## Start Data shown

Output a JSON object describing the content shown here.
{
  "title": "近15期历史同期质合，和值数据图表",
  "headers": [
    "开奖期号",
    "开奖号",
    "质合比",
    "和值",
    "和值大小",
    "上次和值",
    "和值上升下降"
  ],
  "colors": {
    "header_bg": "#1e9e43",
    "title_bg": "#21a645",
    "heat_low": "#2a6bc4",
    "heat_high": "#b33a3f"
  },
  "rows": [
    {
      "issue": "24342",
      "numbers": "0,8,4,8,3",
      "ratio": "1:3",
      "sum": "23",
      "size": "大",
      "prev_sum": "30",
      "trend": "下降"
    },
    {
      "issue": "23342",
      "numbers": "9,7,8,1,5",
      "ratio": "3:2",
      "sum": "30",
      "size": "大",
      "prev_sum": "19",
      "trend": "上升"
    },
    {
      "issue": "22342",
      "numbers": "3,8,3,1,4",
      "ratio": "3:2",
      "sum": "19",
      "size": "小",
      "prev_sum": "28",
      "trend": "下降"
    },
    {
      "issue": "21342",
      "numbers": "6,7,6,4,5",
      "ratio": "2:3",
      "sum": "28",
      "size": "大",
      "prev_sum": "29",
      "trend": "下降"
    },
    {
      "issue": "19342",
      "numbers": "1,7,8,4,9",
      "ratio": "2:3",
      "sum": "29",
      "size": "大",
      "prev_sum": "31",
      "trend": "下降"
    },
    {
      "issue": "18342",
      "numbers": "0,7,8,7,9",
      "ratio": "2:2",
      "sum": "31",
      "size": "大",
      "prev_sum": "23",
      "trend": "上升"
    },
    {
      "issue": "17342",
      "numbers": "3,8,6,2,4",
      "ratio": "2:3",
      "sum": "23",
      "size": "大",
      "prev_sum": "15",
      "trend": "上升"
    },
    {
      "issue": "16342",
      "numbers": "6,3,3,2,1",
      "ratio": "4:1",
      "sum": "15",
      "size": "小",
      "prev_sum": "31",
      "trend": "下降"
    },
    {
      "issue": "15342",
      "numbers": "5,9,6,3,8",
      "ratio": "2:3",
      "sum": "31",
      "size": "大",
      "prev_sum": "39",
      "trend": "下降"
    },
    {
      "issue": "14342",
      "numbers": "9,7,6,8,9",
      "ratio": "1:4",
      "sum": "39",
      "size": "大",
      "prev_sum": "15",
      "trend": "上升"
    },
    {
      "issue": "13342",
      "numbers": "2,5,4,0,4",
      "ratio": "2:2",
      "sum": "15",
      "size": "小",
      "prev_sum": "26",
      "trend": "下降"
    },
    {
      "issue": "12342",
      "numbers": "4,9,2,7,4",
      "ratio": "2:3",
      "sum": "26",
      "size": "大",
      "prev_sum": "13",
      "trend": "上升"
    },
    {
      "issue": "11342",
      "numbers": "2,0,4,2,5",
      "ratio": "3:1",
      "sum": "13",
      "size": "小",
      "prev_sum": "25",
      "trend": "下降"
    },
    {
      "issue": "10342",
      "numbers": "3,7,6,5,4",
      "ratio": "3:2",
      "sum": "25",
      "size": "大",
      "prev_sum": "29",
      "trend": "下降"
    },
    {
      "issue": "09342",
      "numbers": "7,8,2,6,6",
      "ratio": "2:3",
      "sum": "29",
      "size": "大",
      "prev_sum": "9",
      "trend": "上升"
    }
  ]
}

## End Data shown

> Requirements
Quote the data in full, keeping each word unchanged.

> Solution for this problem
Output a JSON object describing the content shown here.
{
  "title": "近15期历史同期质合，和值数据图表",
  "headers": [
    "开奖期号",
    "开奖号",
    "质合比",
    "和值",
    "和值大小",
    "上次和值",
    "和值上升下降"
  ],
  "colors": {
    "header_bg": "#1e9e43",
    "title_bg": "#21a645",
    "heat_low": "#2a6bc4",
    "heat_high": "#b33a3f"
  },
  "rows": [
    {
      "issue": "24342",
      "numbers": "0,8,4,8,3",
      "ratio": "1:3",
      "sum": "23",
      "size": "大",
      "prev_sum": "30",
      "trend": "下降"
    },
    {
      "issue": "23342",
      "numbers": "9,7,8,1,5",
      "ratio": "3:2",
      "sum": "30",
      "size": "大",
      "prev_sum": "19",
      "trend": "上升"
    },
    {
      "issue": "22342",
      "numbers": "3,8,3,1,4",
      "ratio": "3:2",
      "sum": "19",
      "size": "小",
      "prev_sum": "28",
      "trend": "下降"
    },
    {
      "issue": "21342",
      "numbers": "6,7,6,4,5",
      "ratio": "2:3",
      "sum": "28",
      "size": "大",
      "prev_sum": "29",
      "trend": "下降"
    },
    {
      "issue": "19342",
      "numbers": "1,7,8,4,9",
      "ratio": "2:3",
      "sum": "29",
      "size": "大",
      "prev_sum": "31",
      "trend": "下降"
    },
    {
      "issue": "18342",
      "numbers": "0,7,8,7,9",
      "ratio": "2:2",
      "sum": "31",
      "size": "大",
      "prev_sum": "23",
      "trend": "上升"
    },
    {
      "issue": "17342",
      "numbers": "3,8,6,2,4",
      "ratio": "2:3",
      "sum": "23",
      "size": "大",
      "prev_sum": "15",
      "trend": "上升"
    },
    {
      "issue": "16342",
      "numbers": "6,3,3,2,1",
      "ratio": "4:1",
      "sum": "15",
      "size": "小",
      "prev_sum": "31",
      "trend": "下降"
    },
    {
      "issue": "15342",
      "numbers": "5,9,6,3,8",
      "ratio": "2:3",
      "sum": "31",
      "size": "大",
      "prev_sum": "39",
      "trend": "下降"
    },
    {
      "issue": "14342",
      "numbers": "9,7,6,8,9",
      "ratio": "1:4",
      "sum": "39",
      "size": "大",
      "prev_sum": "15",
      "trend": "上升"
    },
    {
      "issue": "13342",
      "numbers": "2,5,4,0,4",
      "ratio": "2:2",
      "sum": "15",
      "size": "小",
      "prev_sum": "26",
      "trend": "下降"
    },
    {
      "issue": "12342",
      "numbers": "4,9,2,7,4",
      "ratio": "2:3",
      "sum": "26",
      "size": "大",
      "prev_sum": "13",
      "trend": "上升"
    },
    {
      "issue": "11342",
      "numbers": "2,0,4,2,5",
      "ratio": "3:1",
      "sum": "13",
      "size": "小",
      "prev_sum": "25",
      "trend": "下降"
    },
    {
      "issue": "10342",
      "numbers": "3,7,6,5,4",
      "ratio": "3:2",
      "sum": "25",
      "size": "大",
      "prev_sum": "29",
      "trend": "下降"
    },
    {
      "issue": "09342",
      "numbers": "7,8,2,6,6",
      "ratio": "2:3",
      "sum": "29",
      "size": "大",
      "prev_sum": "9",
      "trend": "上升"
    }
  ]
}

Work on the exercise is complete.